• Stated problem: Make an exact copy of the lines, leaving the pictures out.

Data records
# # # # # # #

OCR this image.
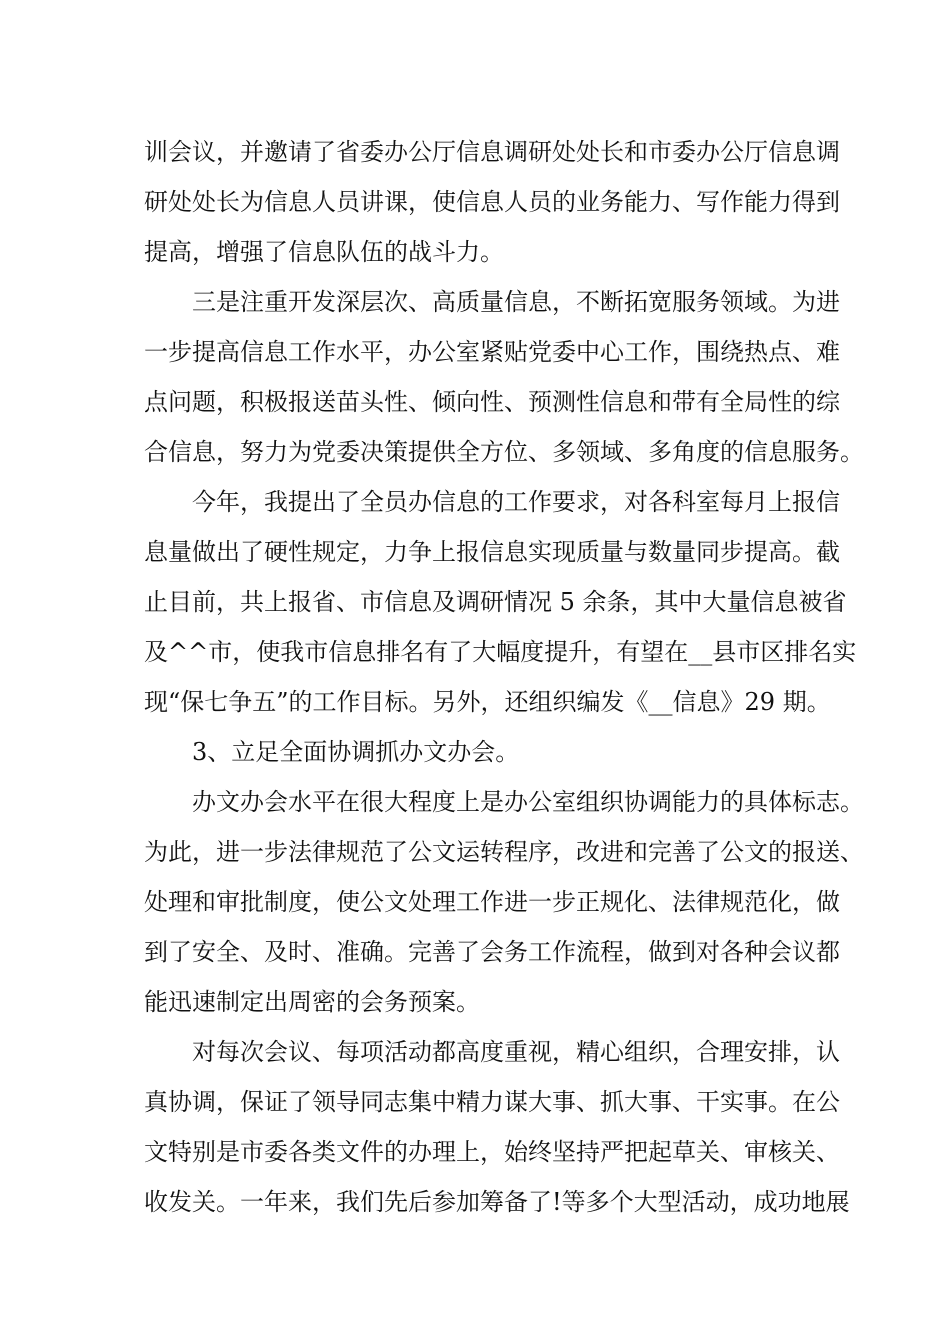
训会议，并邀请了省委办公厅信息调研处处长和市委办公厅信息调
研处处长为信息人员讲课，使信息人员的业务能力、写作能力得到
提高，增强了信息队伍的战斗力。
三是注重开发深层次、高质量信息，不断拓宽服务领域。为进
一步提高信息工作水平，办公室紧贴党委中心工作，围绕热点、难
点问题，积极报送苗头性、倾向性、预测性信息和带有全局性的综
合信息，努力为党委决策提供全方位、多领域、多角度的信息服务。
今年，我提出了全员办信息的工作要求，对各科室每月上报信
息量做出了硬性规定，力争上报信息实现质量与数量同步提高。截
止目前，共上报省、市信息及调研情况 5 余条，其中大量信息被省
及^^市，使我市信息排名有了大幅度提升，有望在__县市区排名实
现“保七争五”的工作目标。另外，还组织编发《__信息》29 期。
3、立足全面协调抓办文办会。
办文办会水平在很大程度上是办公室组织协调能力的具体标志。
为此，进一步法律规范了公文运转程序，改进和完善了公文的报送、
处理和审批制度，使公文处理工作进一步正规化、法律规范化，做
到了安全、及时、准确。完善了会务工作流程，做到对各种会议都
能迅速制定出周密的会务预案。
对每次会议、每项活动都高度重视，精心组织，合理安排，认
真协调，保证了领导同志集中精力谋大事、抓大事、干实事。在公
文特别是市委各类文件的办理上，始终坚持严把起草关、审核关、
收发关。一年来，我们先后参加筹备了!等多个大型活动，成功地展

# # # # # # #

• Full solution:
OCR this image.
训会议，并邀请了省委办公厅信息调研处处长和市委办公厅信息调
研处处长为信息人员讲课，使信息人员的业务能力、写作能力得到
提高，增强了信息队伍的战斗力。
三是注重开发深层次、高质量信息，不断拓宽服务领域。为进
一步提高信息工作水平，办公室紧贴党委中心工作，围绕热点、难
点问题，积极报送苗头性、倾向性、预测性信息和带有全局性的综
合信息，努力为党委决策提供全方位、多领域、多角度的信息服务。
今年，我提出了全员办信息的工作要求，对各科室每月上报信
息量做出了硬性规定，力争上报信息实现质量与数量同步提高。截
止目前，共上报省、市信息及调研情况 5 余条，其中大量信息被省
及^^市，使我市信息排名有了大幅度提升，有望在__县市区排名实
现“保七争五”的工作目标。另外，还组织编发《__信息》29 期。
3、立足全面协调抓办文办会。
办文办会水平在很大程度上是办公室组织协调能力的具体标志。
为此，进一步法律规范了公文运转程序，改进和完善了公文的报送、
处理和审批制度，使公文处理工作进一步正规化、法律规范化，做
到了安全、及时、准确。完善了会务工作流程，做到对各种会议都
能迅速制定出周密的会务预案。
对每次会议、每项活动都高度重视，精心组织，合理安排，认
真协调，保证了领导同志集中精力谋大事、抓大事、干实事。在公
文特别是市委各类文件的办理上，始终坚持严把起草关、审核关、
收发关。一年来，我们先后参加筹备了!等多个大型活动，成功地展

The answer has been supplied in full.